▶ [Assignment A]:
Answer these questions using the text about the GWC Fellows Program:
(i) The GWC is part of which law school?
(ii) How long does the fellows program last?
(iii) How many acres of crops and pasture does the Colorado River irrigate?
▶ [Assignment B]: From the text about the GWC Fellows Program, extract word for word the part that opens with the words containing "The intensive two-year" and closes with "Professor of Law.".

The Getches-Wilkinson Center for Natural Resources, Energy, and the Environment (GWC) at the University of Colorado Law School is pleased to announce the launch of the GWC Fellows Program, a first-of-its-kind initiative that will train the next generation of natural resource leaders.
The program, which is designed to address the most pressing environmental issues across the core research and practice areas of the GWC including energy, water, public lands, and tribal communities, will commence this month with a national search for the inaugural pair of Getches-Wilkinson Water Law Fellows.
The intensive two-year program will immerse the two fellows in the real world challenges of water law and policy. They will address critical issues affecting western watersheds, conduct reform-oriented research on pressing issues in the field, and interact with public and private sector leaders to inform policymaking. The fellows will be actively engaged in water law reform in the public interest and will hone their leadership, communication, advocacy, and research skills. The overarching objective is to create a matchless educational and mentoring experience that will prepare the fellows to become leaders in the field.
“Fellows will get training from the most experienced people in the field, and then bring diverse voices and creative energy to the region’s most pressing natural resource challenges,” said Sarah Krakoff, Moses Lasky Professor of Law.
The Colorado River provides water and electricity for people throughout the region, including residents of Denver, Salt Lake City, Los Angeles, Phoenix, Tucson, Las Vegas and Albuquerque. It also irrigates over 3 million acres of crops and pasture; provides abundant recreational opportunities for rafting, fishing, boating and hiking; and serves as habitat for a multitude of fish and wildlife species, including several endangered native fish. Increasingly, demand is outstripping supply for this important natural resource.

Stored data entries
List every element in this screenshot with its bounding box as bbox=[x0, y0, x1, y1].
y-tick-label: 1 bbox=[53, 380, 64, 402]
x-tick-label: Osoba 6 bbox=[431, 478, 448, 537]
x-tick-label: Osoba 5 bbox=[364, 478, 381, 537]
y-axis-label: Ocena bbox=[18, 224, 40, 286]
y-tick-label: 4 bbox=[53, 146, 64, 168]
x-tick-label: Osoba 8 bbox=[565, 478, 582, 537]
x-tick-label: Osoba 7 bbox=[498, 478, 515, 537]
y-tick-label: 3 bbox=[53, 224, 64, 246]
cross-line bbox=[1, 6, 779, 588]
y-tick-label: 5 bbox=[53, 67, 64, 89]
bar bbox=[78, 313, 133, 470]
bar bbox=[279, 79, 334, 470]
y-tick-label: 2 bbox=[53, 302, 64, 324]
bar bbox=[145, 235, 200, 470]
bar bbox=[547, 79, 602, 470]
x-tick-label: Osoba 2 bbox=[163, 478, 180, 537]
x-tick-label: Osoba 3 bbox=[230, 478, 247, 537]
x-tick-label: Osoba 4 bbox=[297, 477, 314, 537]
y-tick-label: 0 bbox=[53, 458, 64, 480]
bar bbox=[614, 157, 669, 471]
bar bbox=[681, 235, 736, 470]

▶ [Worked solution A]:
(i) The University of Colorado Law School
(ii) Two years
(iii) Over 3 million acres

▶ [Worked solution B]:
The intensive two-year program will immerse the two fellows in the real world challenges of water law and policy. They will address critical issues affecting western watersheds, conduct reform-oriented research on pressing issues in the field, and interact with public and private sector leaders to inform policymaking. The fellows will be actively engaged in water law reform in the public interest and will hone their leadership, communication, advocacy, and research skills. The overarching objective is to create a matchless educational and mentoring experience that will prepare the fellows to become leaders in the field.
“Fellows will get training from the most experienced people in the field, and then bring diverse voices and creative energy to the region’s most pressing natural resource challenges,” said Sarah Krakoff, Moses Lasky Professor of Law.